■ TASK OBJECTIVE
Below are some records. Copy every line in them that holds "content".

---- DATA SECTION

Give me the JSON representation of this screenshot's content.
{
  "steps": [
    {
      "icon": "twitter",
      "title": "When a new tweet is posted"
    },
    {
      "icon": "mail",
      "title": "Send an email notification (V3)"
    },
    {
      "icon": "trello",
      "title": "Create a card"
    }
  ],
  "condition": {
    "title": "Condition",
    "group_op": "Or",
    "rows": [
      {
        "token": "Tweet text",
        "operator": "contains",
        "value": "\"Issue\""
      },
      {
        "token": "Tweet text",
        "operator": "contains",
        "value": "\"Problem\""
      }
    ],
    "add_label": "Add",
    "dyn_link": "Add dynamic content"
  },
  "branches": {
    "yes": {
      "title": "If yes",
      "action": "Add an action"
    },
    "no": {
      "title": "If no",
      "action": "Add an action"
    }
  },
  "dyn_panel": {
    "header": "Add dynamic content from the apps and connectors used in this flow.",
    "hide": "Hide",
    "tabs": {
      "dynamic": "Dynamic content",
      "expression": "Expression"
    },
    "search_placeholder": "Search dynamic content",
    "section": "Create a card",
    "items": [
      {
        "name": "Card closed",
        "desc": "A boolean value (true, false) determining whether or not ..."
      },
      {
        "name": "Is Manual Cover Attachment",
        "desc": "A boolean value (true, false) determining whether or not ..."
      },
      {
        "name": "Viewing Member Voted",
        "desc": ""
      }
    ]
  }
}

--------

■ RESULT FOR THIS TASK
Give me the JSON representation of this screenshot's content.
    "dyn_link": "Add dynamic content"
    "header": "Add dynamic content from the apps and connectors used in this flow.",
      "dynamic": "Dynamic content",
    "search_placeholder": "Search dynamic content",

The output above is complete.